◆ **RECORDED INFORMATION**

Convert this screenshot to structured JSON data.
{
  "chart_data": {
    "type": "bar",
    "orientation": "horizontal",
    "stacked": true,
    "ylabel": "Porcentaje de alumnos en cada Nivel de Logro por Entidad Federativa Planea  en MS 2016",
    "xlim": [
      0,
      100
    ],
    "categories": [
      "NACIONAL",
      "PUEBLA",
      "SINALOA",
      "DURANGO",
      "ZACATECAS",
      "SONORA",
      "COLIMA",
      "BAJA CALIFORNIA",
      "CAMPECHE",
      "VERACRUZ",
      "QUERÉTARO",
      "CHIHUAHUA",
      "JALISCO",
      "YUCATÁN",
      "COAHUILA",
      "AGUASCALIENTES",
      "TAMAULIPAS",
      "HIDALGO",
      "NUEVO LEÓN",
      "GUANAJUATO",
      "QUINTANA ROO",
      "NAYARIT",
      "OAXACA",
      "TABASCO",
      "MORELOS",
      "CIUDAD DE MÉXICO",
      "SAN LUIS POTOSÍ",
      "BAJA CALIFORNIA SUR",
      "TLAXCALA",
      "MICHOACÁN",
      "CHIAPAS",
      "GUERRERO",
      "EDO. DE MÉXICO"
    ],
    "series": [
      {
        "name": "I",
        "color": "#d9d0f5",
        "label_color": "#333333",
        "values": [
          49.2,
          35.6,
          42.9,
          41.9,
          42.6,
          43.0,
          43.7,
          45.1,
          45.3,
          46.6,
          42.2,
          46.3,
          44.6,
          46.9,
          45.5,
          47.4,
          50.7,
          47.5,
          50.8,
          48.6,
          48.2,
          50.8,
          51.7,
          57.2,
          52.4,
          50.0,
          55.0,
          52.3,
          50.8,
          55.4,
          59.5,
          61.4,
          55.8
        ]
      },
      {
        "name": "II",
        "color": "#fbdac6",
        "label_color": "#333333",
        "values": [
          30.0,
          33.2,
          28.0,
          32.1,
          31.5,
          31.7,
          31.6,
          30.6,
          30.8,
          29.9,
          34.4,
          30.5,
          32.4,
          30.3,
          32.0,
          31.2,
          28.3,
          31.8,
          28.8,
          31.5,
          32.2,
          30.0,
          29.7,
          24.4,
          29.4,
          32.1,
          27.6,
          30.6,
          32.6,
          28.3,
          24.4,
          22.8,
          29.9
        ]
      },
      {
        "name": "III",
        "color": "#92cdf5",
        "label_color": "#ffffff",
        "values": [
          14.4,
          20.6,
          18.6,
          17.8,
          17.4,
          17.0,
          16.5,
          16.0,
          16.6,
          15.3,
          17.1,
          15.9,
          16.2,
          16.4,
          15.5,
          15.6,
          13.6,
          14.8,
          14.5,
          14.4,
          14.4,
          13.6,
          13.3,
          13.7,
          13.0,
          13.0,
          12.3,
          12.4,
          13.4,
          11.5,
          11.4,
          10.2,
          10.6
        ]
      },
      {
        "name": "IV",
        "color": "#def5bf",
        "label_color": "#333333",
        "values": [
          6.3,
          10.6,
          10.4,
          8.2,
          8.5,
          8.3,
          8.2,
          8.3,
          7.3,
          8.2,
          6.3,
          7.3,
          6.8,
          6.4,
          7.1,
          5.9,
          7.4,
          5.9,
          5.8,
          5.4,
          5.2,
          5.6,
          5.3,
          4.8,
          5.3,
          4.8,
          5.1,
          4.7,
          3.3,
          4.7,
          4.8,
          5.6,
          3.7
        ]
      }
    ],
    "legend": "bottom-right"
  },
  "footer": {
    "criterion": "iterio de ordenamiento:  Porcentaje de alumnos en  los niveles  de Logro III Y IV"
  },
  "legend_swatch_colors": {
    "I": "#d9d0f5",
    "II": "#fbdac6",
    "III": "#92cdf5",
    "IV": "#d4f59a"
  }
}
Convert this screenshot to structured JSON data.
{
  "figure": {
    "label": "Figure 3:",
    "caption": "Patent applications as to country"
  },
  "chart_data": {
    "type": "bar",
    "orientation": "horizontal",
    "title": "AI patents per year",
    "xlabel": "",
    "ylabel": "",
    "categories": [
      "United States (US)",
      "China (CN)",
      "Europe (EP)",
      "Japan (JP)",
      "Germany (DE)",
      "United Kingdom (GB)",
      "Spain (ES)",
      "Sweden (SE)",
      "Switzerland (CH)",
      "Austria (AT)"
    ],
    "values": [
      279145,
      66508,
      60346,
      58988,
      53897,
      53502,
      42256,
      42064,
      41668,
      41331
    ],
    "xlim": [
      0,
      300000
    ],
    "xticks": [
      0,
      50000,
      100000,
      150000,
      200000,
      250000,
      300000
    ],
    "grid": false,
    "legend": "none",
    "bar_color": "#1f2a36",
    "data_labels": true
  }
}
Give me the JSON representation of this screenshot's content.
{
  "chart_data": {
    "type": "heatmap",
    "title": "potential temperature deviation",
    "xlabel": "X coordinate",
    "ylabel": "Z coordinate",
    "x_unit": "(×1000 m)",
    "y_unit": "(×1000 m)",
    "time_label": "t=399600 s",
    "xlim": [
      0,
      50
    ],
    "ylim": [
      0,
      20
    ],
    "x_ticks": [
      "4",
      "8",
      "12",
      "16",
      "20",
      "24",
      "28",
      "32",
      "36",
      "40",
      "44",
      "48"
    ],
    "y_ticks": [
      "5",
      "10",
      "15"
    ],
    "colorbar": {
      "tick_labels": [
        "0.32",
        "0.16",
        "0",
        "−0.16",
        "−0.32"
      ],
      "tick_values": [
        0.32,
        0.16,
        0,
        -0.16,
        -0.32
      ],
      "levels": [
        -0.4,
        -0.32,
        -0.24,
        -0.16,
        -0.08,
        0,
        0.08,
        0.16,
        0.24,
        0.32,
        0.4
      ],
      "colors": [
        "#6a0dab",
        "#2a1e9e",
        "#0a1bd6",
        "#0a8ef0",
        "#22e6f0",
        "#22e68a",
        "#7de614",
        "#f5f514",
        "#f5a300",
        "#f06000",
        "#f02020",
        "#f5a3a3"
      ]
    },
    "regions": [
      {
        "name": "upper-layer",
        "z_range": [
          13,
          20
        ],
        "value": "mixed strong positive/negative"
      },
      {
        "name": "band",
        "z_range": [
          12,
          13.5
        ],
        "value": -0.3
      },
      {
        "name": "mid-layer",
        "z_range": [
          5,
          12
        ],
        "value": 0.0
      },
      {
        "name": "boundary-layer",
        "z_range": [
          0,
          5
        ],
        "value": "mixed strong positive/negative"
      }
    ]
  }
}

◆ **TASK TO CARRY OUT**
Output every entry shown above, exactly.

◆ **SOLUTION TO THIS TASK**
Convert this screenshot to structured JSON data.
{
  "chart_data": {
    "type": "bar",
    "orientation": "horizontal",
    "stacked": true,
    "ylabel": "Porcentaje de alumnos en cada Nivel de Logro por Entidad Federativa Planea  en MS 2016",
    "xlim": [
      0,
      100
    ],
    "categories": [
      "NACIONAL",
      "PUEBLA",
      "SINALOA",
      "DURANGO",
      "ZACATECAS",
      "SONORA",
      "COLIMA",
      "BAJA CALIFORNIA",
      "CAMPECHE",
      "VERACRUZ",
      "QUERÉTARO",
      "CHIHUAHUA",
      "JALISCO",
      "YUCATÁN",
      "COAHUILA",
      "AGUASCALIENTES",
      "TAMAULIPAS",
      "HIDALGO",
      "NUEVO LEÓN",
      "GUANAJUATO",
      "QUINTANA ROO",
      "NAYARIT",
      "OAXACA",
      "TABASCO",
      "MORELOS",
      "CIUDAD DE MÉXICO",
      "SAN LUIS POTOSÍ",
      "BAJA CALIFORNIA SUR",
      "TLAXCALA",
      "MICHOACÁN",
      "CHIAPAS",
      "GUERRERO",
      "EDO. DE MÉXICO"
    ],
    "series": [
      {
        "name": "I",
        "color": "#d9d0f5",
        "label_color": "#333333",
        "values": [
          49.2,
          35.6,
          42.9,
          41.9,
          42.6,
          43.0,
          43.7,
          45.1,
          45.3,
          46.6,
          42.2,
          46.3,
          44.6,
          46.9,
          45.5,
          47.4,
          50.7,
          47.5,
          50.8,
          48.6,
          48.2,
          50.8,
          51.7,
          57.2,
          52.4,
          50.0,
          55.0,
          52.3,
          50.8,
          55.4,
          59.5,
          61.4,
          55.8
        ]
      },
      {
        "name": "II",
        "color": "#fbdac6",
        "label_color": "#333333",
        "values": [
          30.0,
          33.2,
          28.0,
          32.1,
          31.5,
          31.7,
          31.6,
          30.6,
          30.8,
          29.9,
          34.4,
          30.5,
          32.4,
          30.3,
          32.0,
          31.2,
          28.3,
          31.8,
          28.8,
          31.5,
          32.2,
          30.0,
          29.7,
          24.4,
          29.4,
          32.1,
          27.6,
          30.6,
          32.6,
          28.3,
          24.4,
          22.8,
          29.9
        ]
      },
      {
        "name": "III",
        "color": "#92cdf5",
        "label_color": "#ffffff",
        "values": [
          14.4,
          20.6,
          18.6,
          17.8,
          17.4,
          17.0,
          16.5,
          16.0,
          16.6,
          15.3,
          17.1,
          15.9,
          16.2,
          16.4,
          15.5,
          15.6,
          13.6,
          14.8,
          14.5,
          14.4,
          14.4,
          13.6,
          13.3,
          13.7,
          13.0,
          13.0,
          12.3,
          12.4,
          13.4,
          11.5,
          11.4,
          10.2,
          10.6
        ]
      },
      {
        "name": "IV",
        "color": "#def5bf",
        "label_color": "#333333",
        "values": [
          6.3,
          10.6,
          10.4,
          8.2,
          8.5,
          8.3,
          8.2,
          8.3,
          7.3,
          8.2,
          6.3,
          7.3,
          6.8,
          6.4,
          7.1,
          5.9,
          7.4,
          5.9,
          5.8,
          5.4,
          5.2,
          5.6,
          5.3,
          4.8,
          5.3,
          4.8,
          5.1,
          4.7,
          3.3,
          4.7,
          4.8,
          5.6,
          3.7
        ]
      }
    ],
    "legend": "bottom-right"
  },
  "footer": {
    "criterion": "iterio de ordenamiento:  Porcentaje de alumnos en  los niveles  de Logro III Y IV"
  },
  "legend_swatch_colors": {
    "I": "#d9d0f5",
    "II": "#fbdac6",
    "III": "#92cdf5",
    "IV": "#d4f59a"
  }
}
Convert this screenshot to structured JSON data.
{
  "figure": {
    "label": "Figure 3:",
    "caption": "Patent applications as to country"
  },
  "chart_data": {
    "type": "bar",
    "orientation": "horizontal",
    "title": "AI patents per year",
    "xlabel": "",
    "ylabel": "",
    "categories": [
      "United States (US)",
      "China (CN)",
      "Europe (EP)",
      "Japan (JP)",
      "Germany (DE)",
      "United Kingdom (GB)",
      "Spain (ES)",
      "Sweden (SE)",
      "Switzerland (CH)",
      "Austria (AT)"
    ],
    "values": [
      279145,
      66508,
      60346,
      58988,
      53897,
      53502,
      42256,
      42064,
      41668,
      41331
    ],
    "xlim": [
      0,
      300000
    ],
    "xticks": [
      0,
      50000,
      100000,
      150000,
      200000,
      250000,
      300000
    ],
    "grid": false,
    "legend": "none",
    "bar_color": "#1f2a36",
    "data_labels": true
  }
}
Give me the JSON representation of this screenshot's content.
{
  "chart_data": {
    "type": "heatmap",
    "title": "potential temperature deviation",
    "xlabel": "X coordinate",
    "ylabel": "Z coordinate",
    "x_unit": "(×1000 m)",
    "y_unit": "(×1000 m)",
    "time_label": "t=399600 s",
    "xlim": [
      0,
      50
    ],
    "ylim": [
      0,
      20
    ],
    "x_ticks": [
      "4",
      "8",
      "12",
      "16",
      "20",
      "24",
      "28",
      "32",
      "36",
      "40",
      "44",
      "48"
    ],
    "y_ticks": [
      "5",
      "10",
      "15"
    ],
    "colorbar": {
      "tick_labels": [
        "0.32",
        "0.16",
        "0",
        "−0.16",
        "−0.32"
      ],
      "tick_values": [
        0.32,
        0.16,
        0,
        -0.16,
        -0.32
      ],
      "levels": [
        -0.4,
        -0.32,
        -0.24,
        -0.16,
        -0.08,
        0,
        0.08,
        0.16,
        0.24,
        0.32,
        0.4
      ],
      "colors": [
        "#6a0dab",
        "#2a1e9e",
        "#0a1bd6",
        "#0a8ef0",
        "#22e6f0",
        "#22e68a",
        "#7de614",
        "#f5f514",
        "#f5a300",
        "#f06000",
        "#f02020",
        "#f5a3a3"
      ]
    },
    "regions": [
      {
        "name": "upper-layer",
        "z_range": [
          13,
          20
        ],
        "value": "mixed strong positive/negative"
      },
      {
        "name": "band",
        "z_range": [
          12,
          13.5
        ],
        "value": -0.3
      },
      {
        "name": "mid-layer",
        "z_range": [
          5,
          12
        ],
        "value": 0.0
      },
      {
        "name": "boundary-layer",
        "z_range": [
          0,
          5
        ],
        "value": "mixed strong positive/negative"
      }
    ]
  }
}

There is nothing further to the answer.